> Work to complete
Scan the data for "this" and copy the lines it appears in.

++++ Data for the task

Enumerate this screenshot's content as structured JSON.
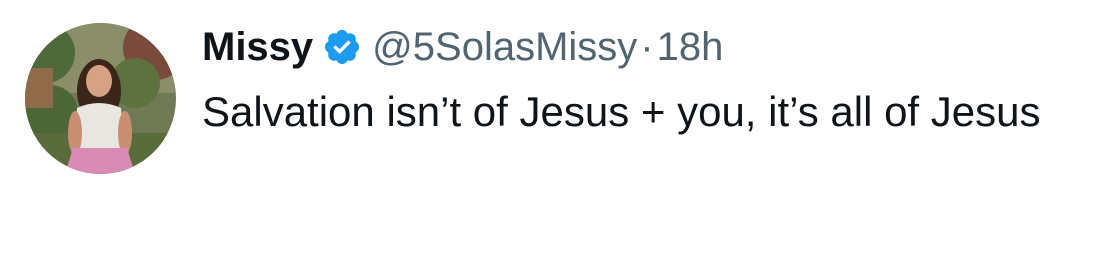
{
  "author": {
    "name": "Missy",
    "handle": "@5SolasMissy",
    "verified": true
  },
  "meta": {
    "separator": "·",
    "time": "18h"
  },
  "tweet": {
    "text": "Salvation isn’t of Jesus + you, it’s all of Jesus"
  },
  "colors": {
    "verified_badge": "#1d9bf0",
    "secondary_text": "#536471",
    "primary_text": "#0f1419"
  },
  "icons": {
    "verified": "verified-badge-icon",
    "avatar": "profile-photo"
  }
}
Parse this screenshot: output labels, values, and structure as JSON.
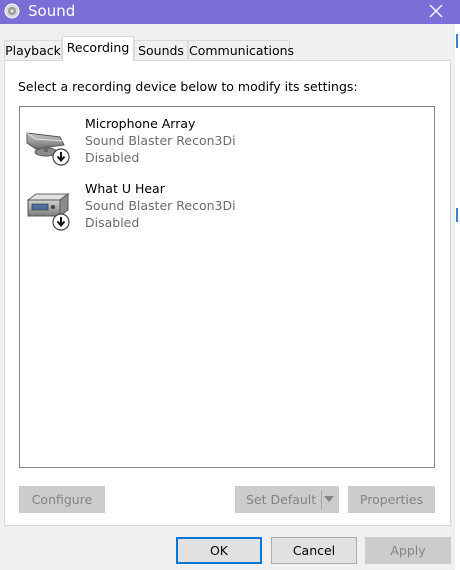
{
  "window": {
    "title": "Sound"
  },
  "tabs": [
    {
      "label": "Playback",
      "active": false
    },
    {
      "label": "Recording",
      "active": true
    },
    {
      "label": "Sounds",
      "active": false
    },
    {
      "label": "Communications",
      "active": false
    }
  ],
  "panel": {
    "instruction": "Select a recording device below to modify its settings:"
  },
  "devices": [
    {
      "name": "Microphone Array",
      "driver": "Sound Blaster Recon3Di",
      "status": "Disabled",
      "icon": "microphone-device-icon"
    },
    {
      "name": "What U Hear",
      "driver": "Sound Blaster Recon3Di",
      "status": "Disabled",
      "icon": "line-in-device-icon"
    }
  ],
  "panel_buttons": {
    "configure": "Configure",
    "set_default": "Set Default",
    "properties": "Properties"
  },
  "dialog_buttons": {
    "ok": "OK",
    "cancel": "Cancel",
    "apply": "Apply"
  },
  "colors": {
    "titlebar": "#7a6fd6",
    "focus_border": "#0078d7",
    "disabled_text": "#838383"
  }
}
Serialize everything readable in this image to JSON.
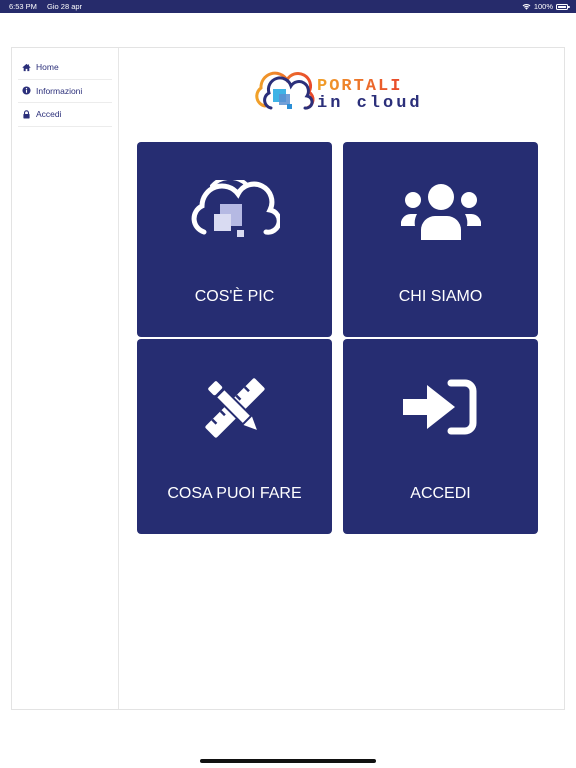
{
  "statusbar": {
    "time": "6:53 PM",
    "date": "Gio 28 apr",
    "battery": "100%"
  },
  "sidebar": {
    "items": [
      {
        "label": "Home",
        "icon": "home-icon"
      },
      {
        "label": "Informazioni",
        "icon": "info-icon"
      },
      {
        "label": "Accedi",
        "icon": "lock-icon"
      }
    ]
  },
  "logo": {
    "line1": "PORTALI",
    "line2": "in cloud"
  },
  "tiles": [
    {
      "label": "COS'È PIC",
      "icon": "cloud-icon"
    },
    {
      "label": "CHI SIAMO",
      "icon": "users-icon"
    },
    {
      "label": "COSA PUOI FARE",
      "icon": "pencil-ruler-icon"
    },
    {
      "label": "ACCEDI",
      "icon": "sign-in-icon"
    }
  ],
  "colors": {
    "primary": "#262d72",
    "statusbar": "#262b6b",
    "accent_orange": "#f1a22a",
    "accent_red": "#e8472b"
  }
}
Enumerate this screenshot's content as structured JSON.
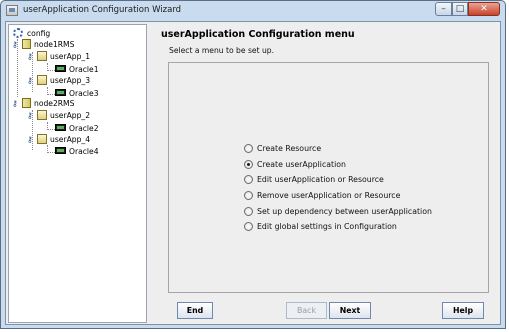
{
  "window": {
    "title": "userApplication Configuration Wizard",
    "controls": {
      "minimize": "–",
      "maximize": "□",
      "close": "✕"
    }
  },
  "tree": {
    "root": "config",
    "hosts": [
      {
        "label": "node1RMS",
        "apps": [
          {
            "label": "userApp_1",
            "resource": "Oracle1"
          },
          {
            "label": "userApp_3",
            "resource": "Oracle3"
          }
        ]
      },
      {
        "label": "node2RMS",
        "apps": [
          {
            "label": "userApp_2",
            "resource": "Oracle2"
          },
          {
            "label": "userApp_4",
            "resource": "Oracle4"
          }
        ]
      }
    ]
  },
  "panel": {
    "title": "userApplication Configuration menu",
    "subtitle": "Select a menu to be set up.",
    "options": [
      {
        "label": "Create Resource",
        "checked": false
      },
      {
        "label": "Create userApplication",
        "checked": true
      },
      {
        "label": "Edit userApplication or Resource",
        "checked": false
      },
      {
        "label": "Remove userApplication or Resource",
        "checked": false
      },
      {
        "label": "Set up dependency between userApplication",
        "checked": false
      },
      {
        "label": "Edit global settings in Configuration",
        "checked": false
      }
    ]
  },
  "buttons": {
    "end": "End",
    "back": "Back",
    "next": "Next",
    "help": "Help"
  },
  "icons": {
    "key": "⚷",
    "config": "config-icon",
    "host": "host-icon",
    "app": "userapp-icon",
    "resource": "resource-icon"
  }
}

++++++++

> Result of the task
Enumerate this screenshot's content as structured JSON.
Parse this screenshot: output labels, values, and structure as JSON.
Serialize everything readable in this image to JSON.
Enumerate this screenshot's content as structured JSON.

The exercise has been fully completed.